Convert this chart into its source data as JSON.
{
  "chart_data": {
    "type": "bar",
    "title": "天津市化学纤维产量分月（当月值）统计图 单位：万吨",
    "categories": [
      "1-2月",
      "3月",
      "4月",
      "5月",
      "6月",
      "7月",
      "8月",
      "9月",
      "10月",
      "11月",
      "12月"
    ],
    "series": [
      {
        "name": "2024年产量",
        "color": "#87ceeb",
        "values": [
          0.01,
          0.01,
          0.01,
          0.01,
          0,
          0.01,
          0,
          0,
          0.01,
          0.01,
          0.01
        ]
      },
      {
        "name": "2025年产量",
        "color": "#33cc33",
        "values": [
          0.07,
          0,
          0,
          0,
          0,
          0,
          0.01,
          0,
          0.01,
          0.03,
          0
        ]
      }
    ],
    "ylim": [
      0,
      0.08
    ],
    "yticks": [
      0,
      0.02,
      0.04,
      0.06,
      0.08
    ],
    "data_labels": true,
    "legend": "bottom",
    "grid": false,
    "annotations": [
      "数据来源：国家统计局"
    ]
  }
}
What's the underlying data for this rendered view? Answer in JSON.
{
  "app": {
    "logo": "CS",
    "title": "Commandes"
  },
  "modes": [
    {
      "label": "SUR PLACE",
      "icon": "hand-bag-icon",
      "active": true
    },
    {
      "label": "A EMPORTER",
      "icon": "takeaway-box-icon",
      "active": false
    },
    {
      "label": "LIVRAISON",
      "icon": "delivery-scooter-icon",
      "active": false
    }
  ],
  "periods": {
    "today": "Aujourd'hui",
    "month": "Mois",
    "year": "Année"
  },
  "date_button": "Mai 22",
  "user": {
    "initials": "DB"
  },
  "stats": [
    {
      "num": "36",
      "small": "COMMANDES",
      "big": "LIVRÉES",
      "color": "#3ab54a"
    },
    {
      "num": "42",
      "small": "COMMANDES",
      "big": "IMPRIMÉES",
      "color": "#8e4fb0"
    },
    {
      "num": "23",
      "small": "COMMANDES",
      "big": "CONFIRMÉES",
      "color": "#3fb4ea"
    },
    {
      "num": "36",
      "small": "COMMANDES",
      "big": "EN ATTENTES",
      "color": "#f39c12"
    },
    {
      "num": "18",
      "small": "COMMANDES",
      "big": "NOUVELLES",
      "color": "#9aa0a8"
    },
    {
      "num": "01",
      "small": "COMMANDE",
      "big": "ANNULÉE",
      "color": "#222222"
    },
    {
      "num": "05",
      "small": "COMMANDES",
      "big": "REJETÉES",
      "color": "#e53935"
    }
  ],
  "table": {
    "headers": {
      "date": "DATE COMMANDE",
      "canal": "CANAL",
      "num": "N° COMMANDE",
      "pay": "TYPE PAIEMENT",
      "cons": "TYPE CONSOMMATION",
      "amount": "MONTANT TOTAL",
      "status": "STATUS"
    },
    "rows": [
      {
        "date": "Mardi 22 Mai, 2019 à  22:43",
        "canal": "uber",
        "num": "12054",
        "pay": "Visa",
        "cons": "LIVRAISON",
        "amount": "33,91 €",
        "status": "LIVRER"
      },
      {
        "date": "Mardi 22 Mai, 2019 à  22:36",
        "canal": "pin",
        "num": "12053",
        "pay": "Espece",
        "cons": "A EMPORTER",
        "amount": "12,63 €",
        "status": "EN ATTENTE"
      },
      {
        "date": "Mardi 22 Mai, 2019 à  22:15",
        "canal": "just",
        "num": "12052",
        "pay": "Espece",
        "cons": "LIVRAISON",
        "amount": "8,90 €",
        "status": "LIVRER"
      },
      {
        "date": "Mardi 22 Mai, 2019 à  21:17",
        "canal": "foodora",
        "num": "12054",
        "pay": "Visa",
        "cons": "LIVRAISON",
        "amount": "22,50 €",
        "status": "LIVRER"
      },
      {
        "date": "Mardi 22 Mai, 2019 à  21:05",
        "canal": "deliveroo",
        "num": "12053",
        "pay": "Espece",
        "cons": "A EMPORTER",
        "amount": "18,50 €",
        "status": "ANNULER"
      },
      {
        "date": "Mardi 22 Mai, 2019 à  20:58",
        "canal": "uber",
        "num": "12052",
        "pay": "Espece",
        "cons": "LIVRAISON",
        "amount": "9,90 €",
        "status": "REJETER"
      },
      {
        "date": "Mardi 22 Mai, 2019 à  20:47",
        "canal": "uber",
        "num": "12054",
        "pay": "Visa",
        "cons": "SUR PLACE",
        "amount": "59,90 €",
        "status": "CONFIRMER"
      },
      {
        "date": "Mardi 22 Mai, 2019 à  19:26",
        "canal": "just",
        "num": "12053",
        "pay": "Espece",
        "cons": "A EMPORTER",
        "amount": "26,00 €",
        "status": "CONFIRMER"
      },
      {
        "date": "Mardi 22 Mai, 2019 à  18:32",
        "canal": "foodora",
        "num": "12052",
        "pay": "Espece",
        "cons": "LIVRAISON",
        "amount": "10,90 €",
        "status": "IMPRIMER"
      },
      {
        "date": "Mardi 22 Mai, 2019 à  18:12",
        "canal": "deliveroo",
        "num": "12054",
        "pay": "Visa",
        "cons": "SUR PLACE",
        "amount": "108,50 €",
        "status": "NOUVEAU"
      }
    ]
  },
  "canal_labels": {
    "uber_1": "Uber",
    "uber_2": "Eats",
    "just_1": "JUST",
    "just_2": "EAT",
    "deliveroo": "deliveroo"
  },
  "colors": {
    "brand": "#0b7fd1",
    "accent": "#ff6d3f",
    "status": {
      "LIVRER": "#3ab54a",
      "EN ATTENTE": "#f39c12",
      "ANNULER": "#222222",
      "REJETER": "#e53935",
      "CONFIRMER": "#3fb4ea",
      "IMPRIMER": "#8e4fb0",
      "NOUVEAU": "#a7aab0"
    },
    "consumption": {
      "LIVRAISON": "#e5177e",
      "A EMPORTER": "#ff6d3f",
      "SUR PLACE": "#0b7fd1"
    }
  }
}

- **Given request**: Copy out every line of the data that includes "this".

- **Answer**:
Convert this chart into its source data as JSON.
What's the underlying data for this rendered view? Answer in JSON.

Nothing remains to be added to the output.